OBJETIVO: Reescreva todas as linhas, da que contém "y-left-tick-6: 60: [42, 237, 59, 254]" até a que contém "chart-title: CIVIC TECH", trocando "Shortfall" por "Deficit" e deixando todo o resto igual.

INFORMAÇÕES FORNECIDAS:
%%
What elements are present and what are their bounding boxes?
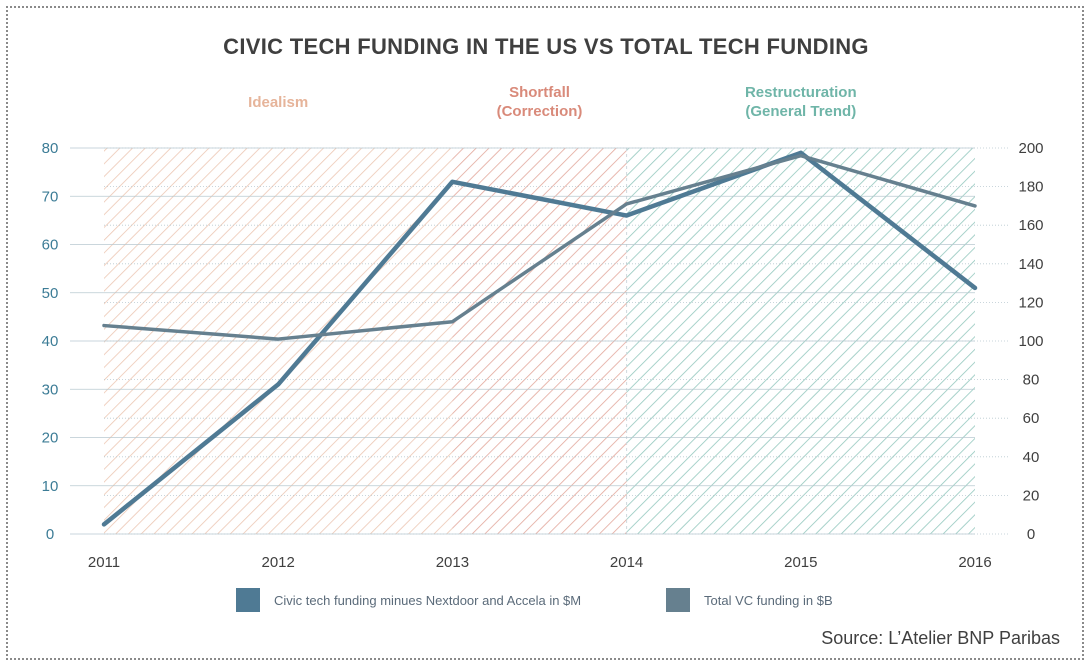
y-left-tick-6: 60: [42, 237, 59, 254]
phase-label-1-0: Shortfall: [509, 84, 570, 101]
y-left-tick-2: 20: [42, 430, 59, 447]
series-line-0: [101, 150, 978, 527]
y-right-tick-7: 140: [1018, 256, 1043, 273]
phase-label-0-0: Idealism: [248, 94, 308, 111]
phase-label-2-1: (General Trend): [745, 103, 856, 120]
y-right-tick-8: 160: [1018, 217, 1043, 234]
legend-label-vc: Total VC funding in $B: [704, 592, 833, 608]
y-right-tick-5: 100: [1018, 333, 1043, 350]
y-right-tick-9: 180: [1018, 179, 1043, 196]
source-note: Source: L’Atelier BNP Paribas: [821, 628, 1060, 648]
y-left-tick-1: 10: [42, 478, 59, 495]
y-left-tick-5: 50: [42, 285, 59, 302]
x-tick-2: 2013: [436, 554, 469, 571]
y-left-tick-4: 40: [42, 333, 59, 350]
x-tick-5: 2016: [958, 554, 991, 571]
legend-swatch-vc: [666, 588, 690, 612]
y-right-tick-6: 120: [1018, 294, 1043, 311]
legend-label-civic: Civic tech funding minues Nextdoor and A…: [274, 592, 582, 608]
chart-title: CIVIC TECH FUNDING IN THE US VS TOTAL TE…: [223, 34, 869, 59]
x-tick-4: 2015: [784, 554, 817, 571]
y-left-tick-7: 70: [42, 188, 59, 205]
y-right-tick-4: 80: [1023, 372, 1040, 389]
y-left-tick-8: 80: [42, 140, 59, 157]
x-tick-0: 2011: [88, 554, 120, 571]
y-right-tick-0: 0: [1027, 526, 1035, 543]
y-right-tick-3: 60: [1023, 410, 1040, 427]
y-right-tick-1: 20: [1023, 487, 1040, 504]
y-left-tick-3: 30: [42, 381, 59, 398]
phase-label-1-1: (Correction): [497, 103, 583, 120]
y-right-tick-10: 200: [1018, 140, 1043, 157]
legend-item-vc: Total VC funding in $B: [666, 588, 833, 612]
phase-label-2-0: Restructuration: [745, 84, 857, 101]
series-line-1: [102, 153, 977, 341]
x-tick-1: 2012: [262, 554, 295, 571]
chart-frame: [6, 6, 1084, 660]
chart-plot: 0 10 20 30 40 50 60 70 80 0 20 40 60 80 100 120 140 160 18…: [42, 84, 1044, 571]
y-right-tick-2: 40: [1023, 449, 1040, 466]
x-tick-3: 2014: [610, 554, 643, 571]
legend-item-civic: Civic tech funding minues Nextdoor and A…: [236, 588, 581, 612]
y-left-tick-0: 0: [46, 526, 54, 543]
legend-swatch-civic: [236, 588, 260, 612]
%%
RESULTADO ABAIXO:
y-left-tick-6: 60: [42, 237, 59, 254]
phase-label-1-0: Deficit: [509, 84, 570, 101]
y-left-tick-2: 20: [42, 430, 59, 447]
series-line-0: [101, 150, 978, 527]
y-right-tick-7: 140: [1018, 256, 1043, 273]
phase-label-0-0: Idealism: [248, 94, 308, 111]
phase-label-2-1: (General Trend): [745, 103, 856, 120]
y-right-tick-8: 160: [1018, 217, 1043, 234]
legend-label-vc: Total VC funding in $B: [704, 592, 833, 608]
y-right-tick-5: 100: [1018, 333, 1043, 350]
y-right-tick-9: 180: [1018, 179, 1043, 196]
source-note: Source: L’Atelier BNP Paribas: [821, 628, 1060, 648]
y-left-tick-1: 10: [42, 478, 59, 495]
y-left-tick-5: 50: [42, 285, 59, 302]
x-tick-2: 2013: [436, 554, 469, 571]
y-left-tick-4: 40: [42, 333, 59, 350]
x-tick-5: 2016: [958, 554, 991, 571]
legend-swatch-vc: [666, 588, 690, 612]
y-right-tick-6: 120: [1018, 294, 1043, 311]
legend-label-civic: Civic tech funding minues Nextdoor and A…: [274, 592, 582, 608]
chart-title: CIVIC TECH FUNDING IN THE US VS TOTAL TE…: [223, 34, 869, 59]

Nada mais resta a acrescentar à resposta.